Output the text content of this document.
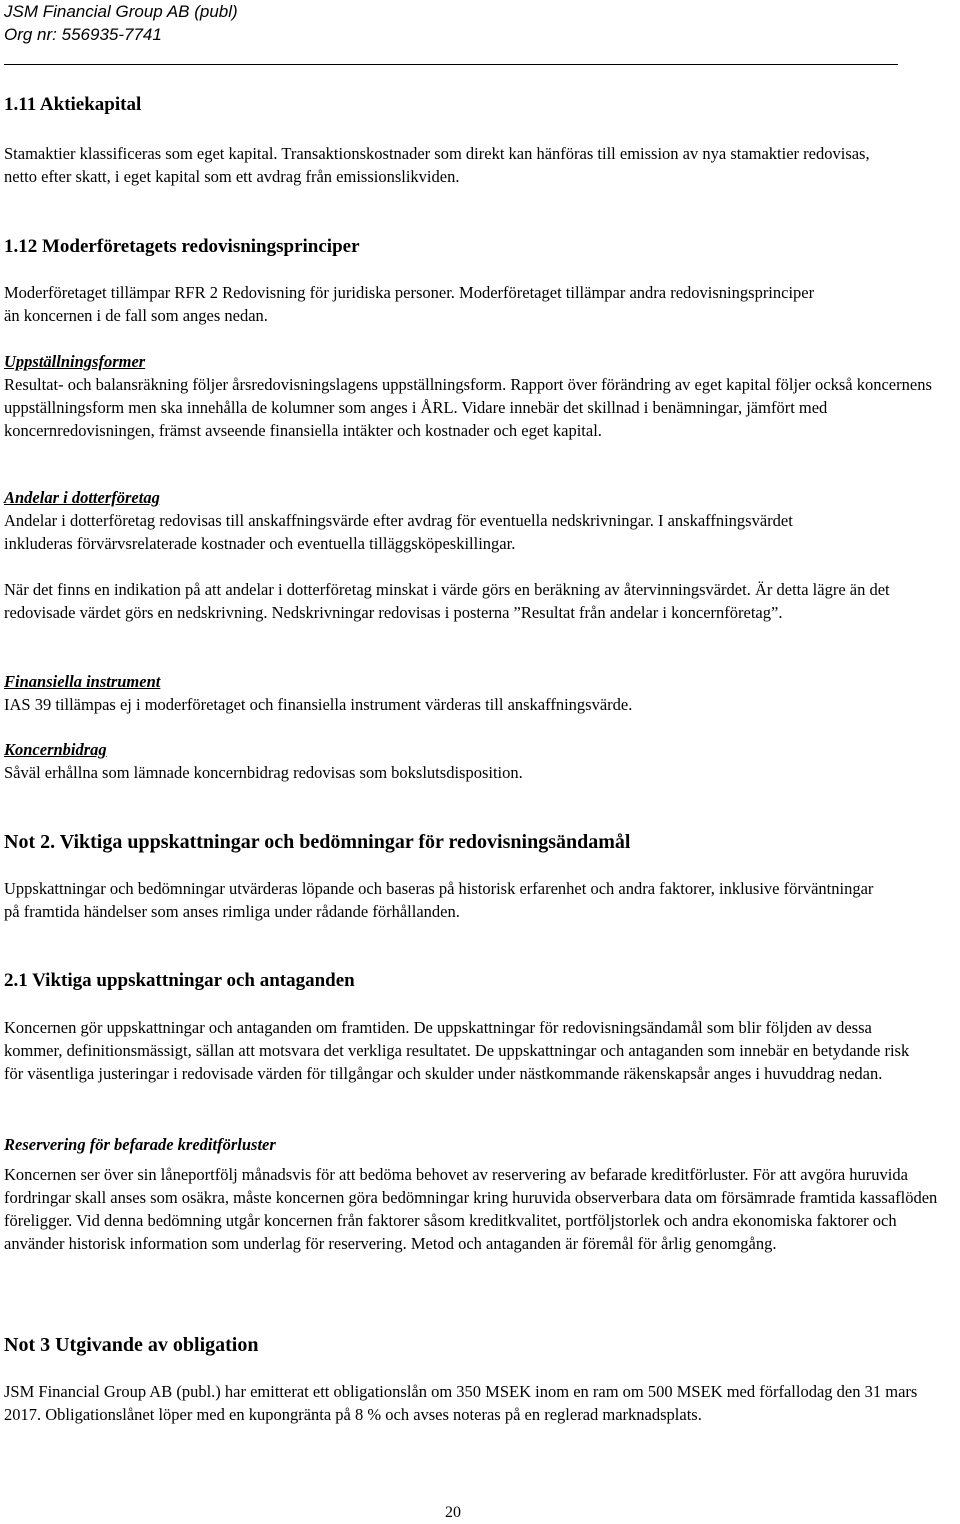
JSM Financial Group AB (publ)
Org nr: 556935-7741
1.11 Aktiekapital

Stamaktier klassificeras som eget kapital. Transaktionskostnader som direkt kan hänföras till emission av nya stamaktier redovisas, netto efter skatt, i eget kapital som ett avdrag från emissionslikviden.

1.12 Moderföretagets redovisningsprinciper

Moderföretaget tillämpar RFR 2 Redovisning för juridiska personer. Moderföretaget tillämpar andra redovisningsprinciper än koncernen i de fall som anges nedan.

Uppställningsformer

Resultat- och balansräkning följer årsredovisningslagens uppställningsform. Rapport över förändring av eget kapital följer också koncernens uppställningsform men ska innehålla de kolumner som anges i ÅRL. Vidare innebär det skillnad i benämningar, jämfört med koncernredovisningen, främst avseende finansiella intäkter och kostnader och eget kapital.

Andelar i dotterföretag

Andelar i dotterföretag redovisas till anskaffningsvärde efter avdrag för eventuella nedskrivningar. I anskaffningsvärdet inkluderas förvärvsrelaterade kostnader och eventuella tilläggsköpeskillingar.

När det finns en indikation på att andelar i dotterföretag minskat i värde görs en beräkning av återvinningsvärdet. Är detta lägre än det redovisade värdet görs en nedskrivning. Nedskrivningar redovisas i posterna ”Resultat från andelar i koncernföretag”.

Finansiella instrument

IAS 39 tillämpas ej i moderföretaget och finansiella instrument värderas till anskaffningsvärde.

Koncernbidrag

Såväl erhållna som lämnade koncernbidrag redovisas som bokslutsdisposition.

Not 2. Viktiga uppskattningar och bedömningar för redovisningsändamål

Uppskattningar och bedömningar utvärderas löpande och baseras på historisk erfarenhet och andra faktorer, inklusive förväntningar på framtida händelser som anses rimliga under rådande förhållanden.

2.1 Viktiga uppskattningar och antaganden

Koncernen gör uppskattningar och antaganden om framtiden. De uppskattningar för redovisningsändamål som blir följden av dessa kommer, definitionsmässigt, sällan att motsvara det verkliga resultatet. De uppskattningar och antaganden som innebär en betydande risk för väsentliga justeringar i redovisade värden för tillgångar och skulder under nästkommande räkenskapsår anges i huvuddrag nedan.

Reservering för befarade kreditförluster

Koncernen ser över sin låneportfölj månadsvis för att bedöma behovet av reservering av befarade kreditförluster. För att avgöra huruvida fordringar skall anses som osäkra, måste koncernen göra bedömningar kring huruvida observerbara data om försämrade framtida kassaflöden föreligger. Vid denna bedömning utgår koncernen från faktorer såsom kreditkvalitet, portföljstorlek och andra ekonomiska faktorer och använder historisk information som underlag för reservering. Metod och antaganden är föremål för årlig genomgång.

Not 3 Utgivande av obligation

JSM Financial Group AB (publ.) har emitterat ett obligationslån om 350 MSEK inom en ram om 500 MSEK med förfallodag den 31 mars 2017. Obligationslånet löper med en kupongränta på 8 % och avses noteras på en reglerad marknadsplats.

20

--------------------------------

Exercise> Every record above must be given again exactly; drop the pictures.

Answer box>
Output the text content of this document.
JSM Financial Group AB (publ)
Org nr: 556935-7741
1.11 Aktiekapital

Stamaktier klassificeras som eget kapital. Transaktionskostnader som direkt kan hänföras till emission av nya stamaktier redovisas, netto efter skatt, i eget kapital som ett avdrag från emissionslikviden.

1.12 Moderföretagets redovisningsprinciper

Moderföretaget tillämpar RFR 2 Redovisning för juridiska personer. Moderföretaget tillämpar andra redovisningsprinciper än koncernen i de fall som anges nedan.

Uppställningsformer

Resultat- och balansräkning följer årsredovisningslagens uppställningsform. Rapport över förändring av eget kapital följer också koncernens uppställningsform men ska innehålla de kolumner som anges i ÅRL. Vidare innebär det skillnad i benämningar, jämfört med koncernredovisningen, främst avseende finansiella intäkter och kostnader och eget kapital.

Andelar i dotterföretag

Andelar i dotterföretag redovisas till anskaffningsvärde efter avdrag för eventuella nedskrivningar. I anskaffningsvärdet inkluderas förvärvsrelaterade kostnader och eventuella tilläggsköpeskillingar.

När det finns en indikation på att andelar i dotterföretag minskat i värde görs en beräkning av återvinningsvärdet. Är detta lägre än det redovisade värdet görs en nedskrivning. Nedskrivningar redovisas i posterna ”Resultat från andelar i koncernföretag”.

Finansiella instrument

IAS 39 tillämpas ej i moderföretaget och finansiella instrument värderas till anskaffningsvärde.

Koncernbidrag

Såväl erhållna som lämnade koncernbidrag redovisas som bokslutsdisposition.

Not 2. Viktiga uppskattningar och bedömningar för redovisningsändamål

Uppskattningar och bedömningar utvärderas löpande och baseras på historisk erfarenhet och andra faktorer, inklusive förväntningar på framtida händelser som anses rimliga under rådande förhållanden.

2.1 Viktiga uppskattningar och antaganden

Koncernen gör uppskattningar och antaganden om framtiden. De uppskattningar för redovisningsändamål som blir följden av dessa kommer, definitionsmässigt, sällan att motsvara det verkliga resultatet. De uppskattningar och antaganden som innebär en betydande risk för väsentliga justeringar i redovisade värden för tillgångar och skulder under nästkommande räkenskapsår anges i huvuddrag nedan.

Reservering för befarade kreditförluster

Koncernen ser över sin låneportfölj månadsvis för att bedöma behovet av reservering av befarade kreditförluster. För att avgöra huruvida fordringar skall anses som osäkra, måste koncernen göra bedömningar kring huruvida observerbara data om försämrade framtida kassaflöden föreligger. Vid denna bedömning utgår koncernen från faktorer såsom kreditkvalitet, portföljstorlek och andra ekonomiska faktorer och använder historisk information som underlag för reservering. Metod och antaganden är föremål för årlig genomgång.

Not 3 Utgivande av obligation

JSM Financial Group AB (publ.) har emitterat ett obligationslån om 350 MSEK inom en ram om 500 MSEK med förfallodag den 31 mars 2017. Obligationslånet löper med en kupongränta på 8 % och avses noteras på en reglerad marknadsplats.

20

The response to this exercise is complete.